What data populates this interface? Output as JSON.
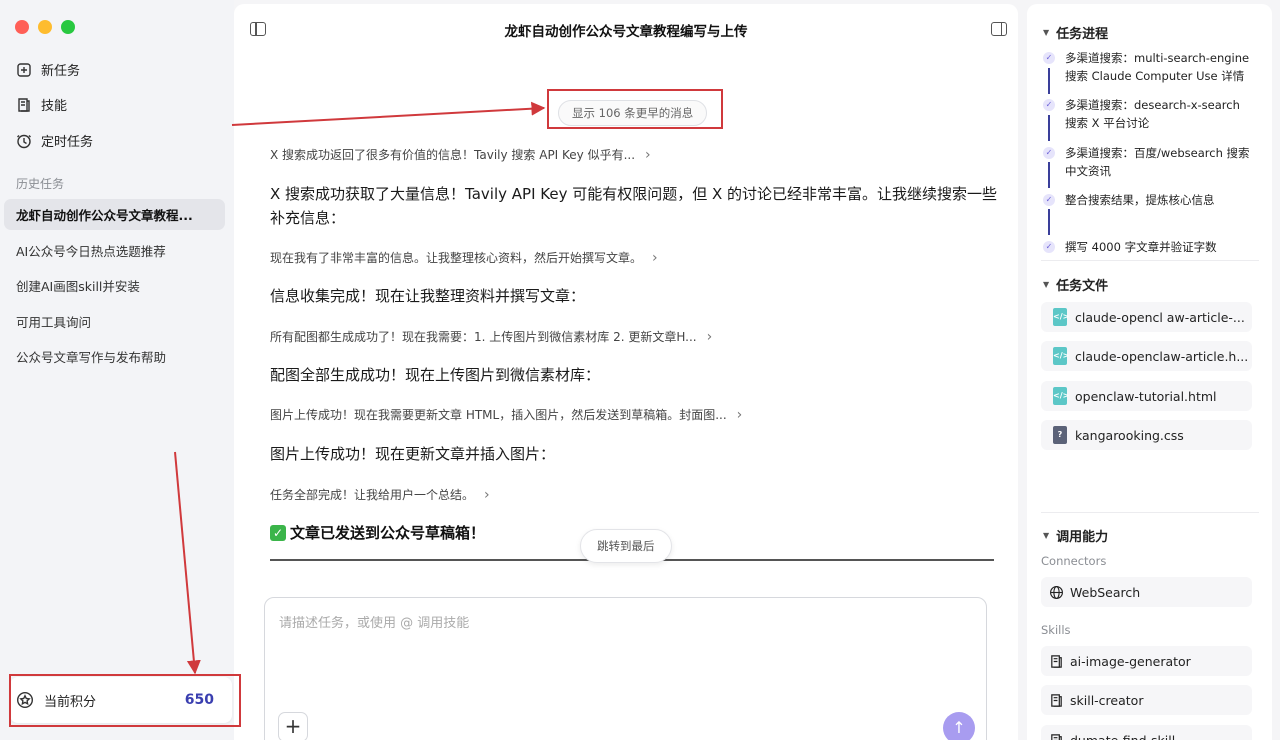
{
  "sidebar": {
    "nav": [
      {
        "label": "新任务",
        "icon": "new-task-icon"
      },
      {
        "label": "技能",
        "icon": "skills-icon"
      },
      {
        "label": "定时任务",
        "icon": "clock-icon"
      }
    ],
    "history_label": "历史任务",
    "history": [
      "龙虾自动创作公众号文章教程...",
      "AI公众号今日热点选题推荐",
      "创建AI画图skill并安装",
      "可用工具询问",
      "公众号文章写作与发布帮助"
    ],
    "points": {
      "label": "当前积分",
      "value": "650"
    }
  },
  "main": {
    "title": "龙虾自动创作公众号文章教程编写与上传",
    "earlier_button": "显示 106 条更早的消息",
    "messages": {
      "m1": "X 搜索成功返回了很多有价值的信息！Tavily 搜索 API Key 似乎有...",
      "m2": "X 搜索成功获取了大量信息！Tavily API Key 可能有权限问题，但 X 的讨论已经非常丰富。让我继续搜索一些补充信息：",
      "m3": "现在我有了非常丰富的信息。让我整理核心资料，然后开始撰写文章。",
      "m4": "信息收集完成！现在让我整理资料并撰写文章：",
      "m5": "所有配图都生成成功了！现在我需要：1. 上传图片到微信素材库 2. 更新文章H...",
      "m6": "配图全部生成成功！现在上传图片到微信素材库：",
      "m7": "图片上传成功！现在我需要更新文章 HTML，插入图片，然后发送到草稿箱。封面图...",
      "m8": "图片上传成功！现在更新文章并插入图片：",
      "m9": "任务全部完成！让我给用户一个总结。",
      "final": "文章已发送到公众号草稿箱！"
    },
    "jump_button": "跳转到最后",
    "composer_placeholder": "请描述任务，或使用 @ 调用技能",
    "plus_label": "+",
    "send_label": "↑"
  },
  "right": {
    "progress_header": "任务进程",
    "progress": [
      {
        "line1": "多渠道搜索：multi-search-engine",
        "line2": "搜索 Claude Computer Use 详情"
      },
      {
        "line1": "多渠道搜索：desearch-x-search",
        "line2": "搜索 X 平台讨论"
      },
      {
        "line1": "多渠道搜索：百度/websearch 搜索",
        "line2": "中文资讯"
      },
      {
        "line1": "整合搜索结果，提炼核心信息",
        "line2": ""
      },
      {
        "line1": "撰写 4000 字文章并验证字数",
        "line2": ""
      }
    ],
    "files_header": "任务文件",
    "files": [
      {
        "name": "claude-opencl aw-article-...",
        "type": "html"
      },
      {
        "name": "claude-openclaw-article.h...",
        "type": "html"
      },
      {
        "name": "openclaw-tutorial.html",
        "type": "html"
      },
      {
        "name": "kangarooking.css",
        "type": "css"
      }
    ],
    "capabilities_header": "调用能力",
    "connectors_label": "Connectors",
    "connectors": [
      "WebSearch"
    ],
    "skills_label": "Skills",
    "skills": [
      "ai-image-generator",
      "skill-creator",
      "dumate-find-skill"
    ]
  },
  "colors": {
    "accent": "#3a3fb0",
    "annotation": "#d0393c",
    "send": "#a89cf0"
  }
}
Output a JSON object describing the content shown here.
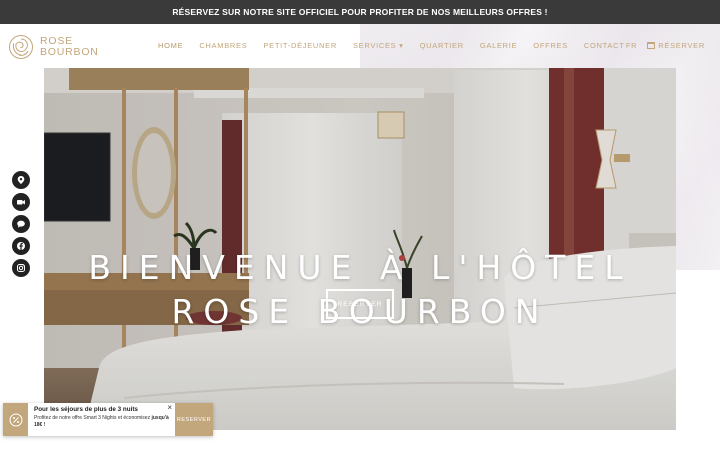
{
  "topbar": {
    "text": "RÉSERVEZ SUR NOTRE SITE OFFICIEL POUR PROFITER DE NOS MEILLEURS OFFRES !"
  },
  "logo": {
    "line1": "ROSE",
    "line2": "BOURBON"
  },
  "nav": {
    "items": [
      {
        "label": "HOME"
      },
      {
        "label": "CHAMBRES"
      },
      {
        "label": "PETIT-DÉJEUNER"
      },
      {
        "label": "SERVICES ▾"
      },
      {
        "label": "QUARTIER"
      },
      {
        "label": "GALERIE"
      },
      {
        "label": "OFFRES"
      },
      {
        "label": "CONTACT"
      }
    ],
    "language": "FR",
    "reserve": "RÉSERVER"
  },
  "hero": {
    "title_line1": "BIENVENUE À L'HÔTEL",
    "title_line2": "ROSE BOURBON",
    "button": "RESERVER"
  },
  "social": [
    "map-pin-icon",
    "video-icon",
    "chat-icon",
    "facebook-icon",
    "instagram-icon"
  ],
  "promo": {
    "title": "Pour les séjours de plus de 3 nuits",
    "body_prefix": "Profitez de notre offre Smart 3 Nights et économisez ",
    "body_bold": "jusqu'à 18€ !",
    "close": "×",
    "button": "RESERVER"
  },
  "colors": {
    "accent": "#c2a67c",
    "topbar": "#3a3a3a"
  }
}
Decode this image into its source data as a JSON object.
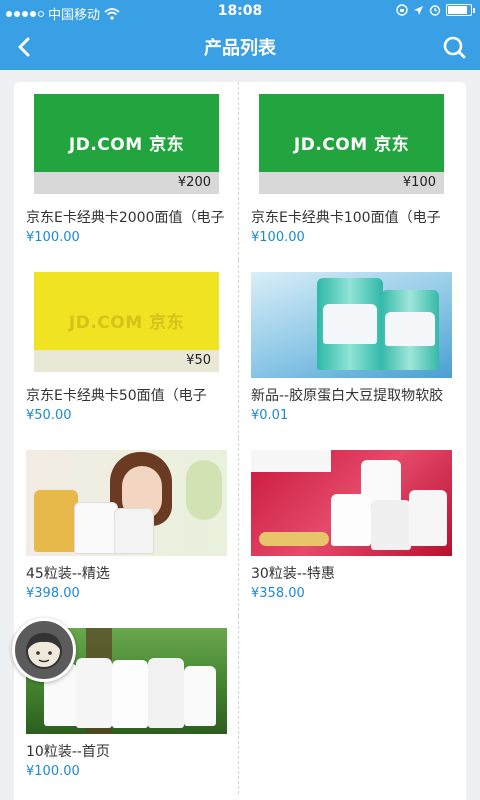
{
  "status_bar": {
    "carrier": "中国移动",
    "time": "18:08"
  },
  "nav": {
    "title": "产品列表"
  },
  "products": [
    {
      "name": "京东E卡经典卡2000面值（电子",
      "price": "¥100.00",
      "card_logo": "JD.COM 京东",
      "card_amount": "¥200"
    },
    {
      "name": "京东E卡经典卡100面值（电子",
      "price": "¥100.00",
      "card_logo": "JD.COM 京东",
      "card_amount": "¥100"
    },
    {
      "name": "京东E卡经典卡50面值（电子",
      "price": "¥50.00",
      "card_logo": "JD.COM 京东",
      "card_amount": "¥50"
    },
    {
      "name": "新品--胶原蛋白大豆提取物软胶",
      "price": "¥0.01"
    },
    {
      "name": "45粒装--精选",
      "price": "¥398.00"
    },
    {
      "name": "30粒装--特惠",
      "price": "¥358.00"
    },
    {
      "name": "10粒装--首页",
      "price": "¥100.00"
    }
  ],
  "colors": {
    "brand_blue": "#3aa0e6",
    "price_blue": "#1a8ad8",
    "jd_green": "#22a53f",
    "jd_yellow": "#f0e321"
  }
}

SHORT EXERCISE:
Within the listing above, find every line containing the string "name" and return it.

COMPLETE ANSWER:
        "name": "claude-opencl aw-article-...",
        "name": "claude-openclaw-article.h...",
        "name": "openclaw-tutorial.html",
        "name": "kangarooking.css",
      "name": "京东E卡经典卡2000面值（电子",
      "name": "京东E卡经典卡100面值（电子",
      "name": "京东E卡经典卡50面值（电子",
      "name": "新品--胶原蛋白大豆提取物软胶",
      "name": "45粒装--精选",
      "name": "30粒装--特惠",
      "name": "10粒装--首页",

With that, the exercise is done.